[Written problem]
Every line that holds "ylabel" should be shown.

[Record excerpts]

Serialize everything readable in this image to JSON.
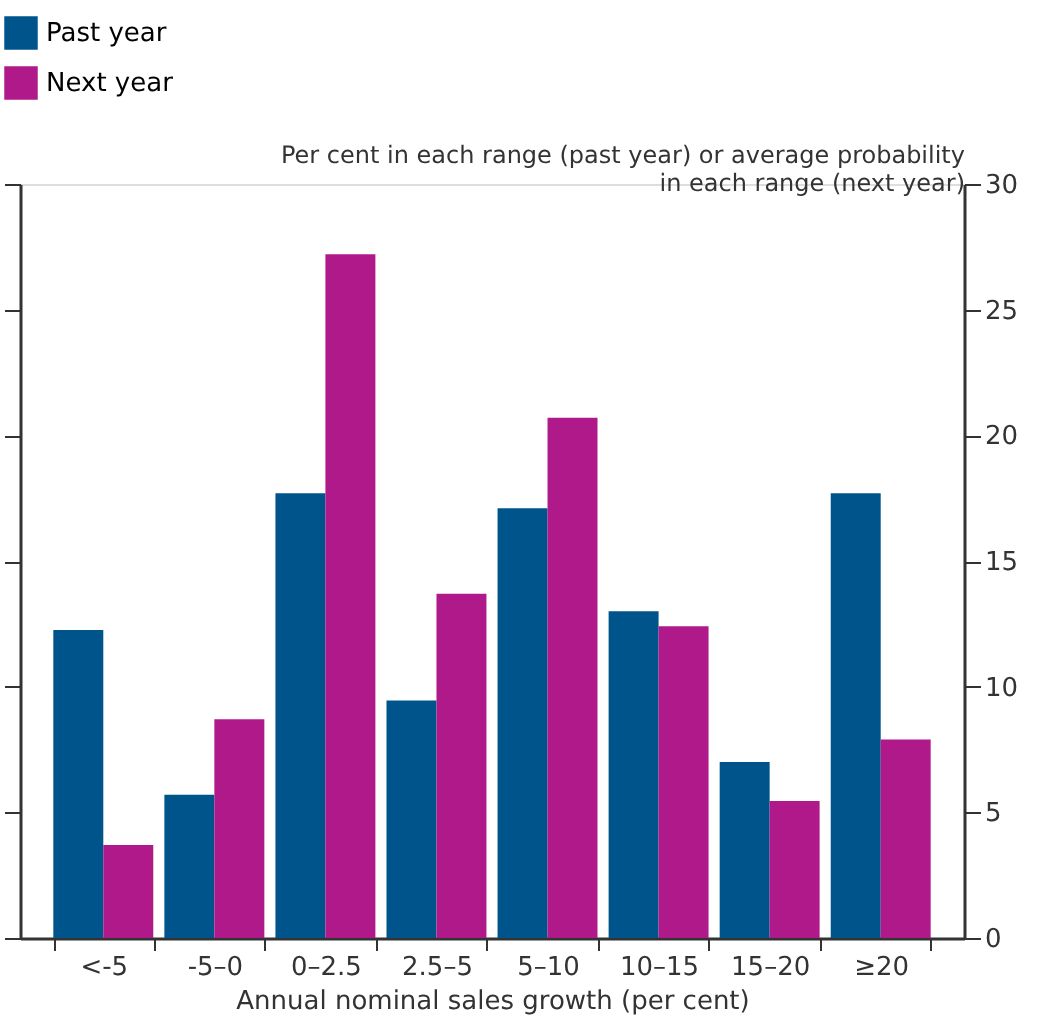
{
  "chart_data": {
    "type": "bar",
    "categories": [
      "<-5",
      "-5–0",
      "0–2.5",
      "2.5–5",
      "5–10",
      "10–15",
      "15–20",
      "≥20"
    ],
    "series": [
      {
        "name": "Past year",
        "color": "#00548c",
        "values": [
          12.25,
          5.7,
          17.7,
          9.45,
          17.1,
          13.0,
          7.0,
          17.7
        ]
      },
      {
        "name": "Next year",
        "color": "#b0198a",
        "values": [
          3.7,
          8.7,
          27.2,
          13.7,
          20.7,
          12.4,
          5.45,
          7.9
        ]
      }
    ],
    "xlabel": "Annual nominal sales growth (per cent)",
    "ylabel": "Per cent in each range (past year) or average probability in each range (next year)",
    "ylim": [
      0,
      30
    ],
    "yticks": [
      0,
      5,
      10,
      15,
      20,
      25,
      30
    ],
    "legend": "top left",
    "grid": false
  }
}
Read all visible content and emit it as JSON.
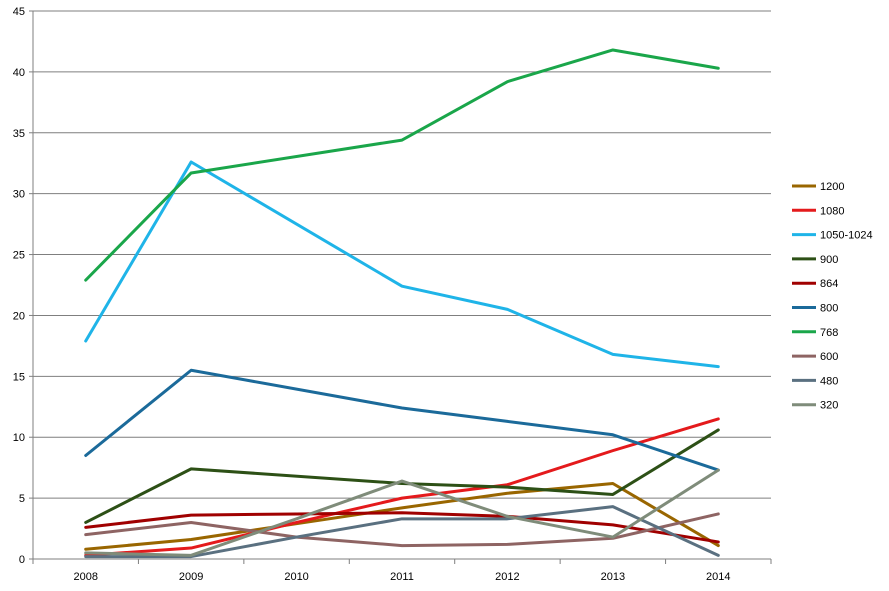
{
  "chart_data": {
    "type": "line",
    "title": "",
    "xlabel": "",
    "ylabel": "",
    "categories": [
      "2008",
      "2009",
      "2010",
      "2011",
      "2012",
      "2013",
      "2014"
    ],
    "ylim": [
      0,
      45
    ],
    "yticks": [
      0,
      5,
      10,
      15,
      20,
      25,
      30,
      35,
      40,
      45
    ],
    "grid": "horizontal",
    "legend_position": "right",
    "series": [
      {
        "name": "1200",
        "color": "#996600",
        "values": [
          0.8,
          1.6,
          2.9,
          4.2,
          5.4,
          6.2,
          1.1
        ]
      },
      {
        "name": "1080",
        "color": "#e41a1c",
        "values": [
          0.3,
          0.9,
          3.0,
          5.0,
          6.1,
          8.9,
          11.5
        ]
      },
      {
        "name": "1050-1024",
        "color": "#1fb4e8",
        "values": [
          17.9,
          32.6,
          null,
          22.4,
          20.5,
          16.8,
          15.8
        ]
      },
      {
        "name": "900",
        "color": "#2d5016",
        "values": [
          3.0,
          7.4,
          null,
          6.2,
          5.9,
          5.3,
          10.6
        ]
      },
      {
        "name": "864",
        "color": "#a00000",
        "values": [
          2.6,
          3.6,
          3.7,
          3.8,
          3.5,
          2.8,
          1.4
        ]
      },
      {
        "name": "800",
        "color": "#1b6a9a",
        "values": [
          8.5,
          15.5,
          null,
          12.4,
          11.3,
          10.2,
          7.3
        ]
      },
      {
        "name": "768",
        "color": "#1aa64a",
        "values": [
          22.9,
          31.7,
          null,
          34.4,
          39.2,
          41.8,
          40.3
        ]
      },
      {
        "name": "600",
        "color": "#8e6463",
        "values": [
          2.0,
          3.0,
          1.8,
          1.1,
          1.2,
          1.7,
          3.7
        ]
      },
      {
        "name": "480",
        "color": "#5a7080",
        "values": [
          0.2,
          0.2,
          1.8,
          3.3,
          3.3,
          4.3,
          0.3
        ]
      },
      {
        "name": "320",
        "color": "#7f8c7a",
        "values": [
          0.5,
          0.3,
          3.3,
          6.4,
          3.5,
          1.8,
          7.3
        ]
      }
    ]
  }
}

[Task answer]
    "ylabel": "Per cent in each range (past year) or average probability in each range (next year)",
    "ylabel": "",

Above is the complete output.